Quote the whole listing exactly. Leave the pictures out of your copy.

Saved entries
'''
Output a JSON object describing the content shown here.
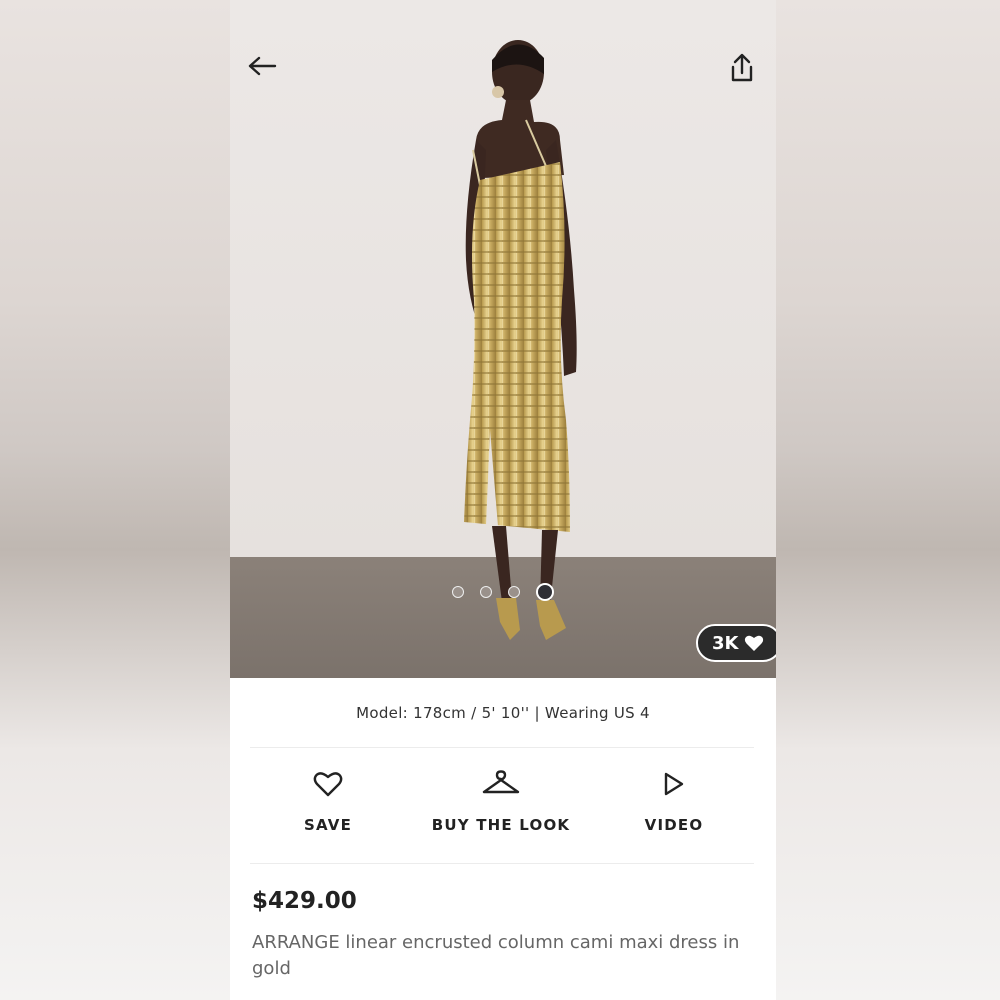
{
  "hero": {
    "carousel_dots": 4,
    "active_dot": 4,
    "likes_count": "3K"
  },
  "model_info": "Model: 178cm / 5' 10'' | Wearing US 4",
  "actions": {
    "save_label": "SAVE",
    "buy_the_look_label": "BUY THE LOOK",
    "video_label": "VIDEO"
  },
  "product": {
    "price": "$429.00",
    "title": "ARRANGE linear encrusted column cami maxi dress in gold"
  },
  "icons": [
    "back-arrow-icon",
    "share-icon",
    "heart-icon",
    "hanger-icon",
    "play-icon"
  ],
  "colors": {
    "likes_badge_bg": "#2b2b2b",
    "active_dot": "#2e2e34",
    "text_primary": "#222222",
    "text_secondary": "#666666"
  }
}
'''
COMPLETE ANSWER —
Output a JSON object describing the content shown here.
{
  "hero": {
    "carousel_dots": 4,
    "active_dot": 4,
    "likes_count": "3K"
  },
  "model_info": "Model: 178cm / 5' 10'' | Wearing US 4",
  "actions": {
    "save_label": "SAVE",
    "buy_the_look_label": "BUY THE LOOK",
    "video_label": "VIDEO"
  },
  "product": {
    "price": "$429.00",
    "title": "ARRANGE linear encrusted column cami maxi dress in gold"
  },
  "icons": [
    "back-arrow-icon",
    "share-icon",
    "heart-icon",
    "hanger-icon",
    "play-icon"
  ],
  "colors": {
    "likes_badge_bg": "#2b2b2b",
    "active_dot": "#2e2e34",
    "text_primary": "#222222",
    "text_secondary": "#666666"
  }
}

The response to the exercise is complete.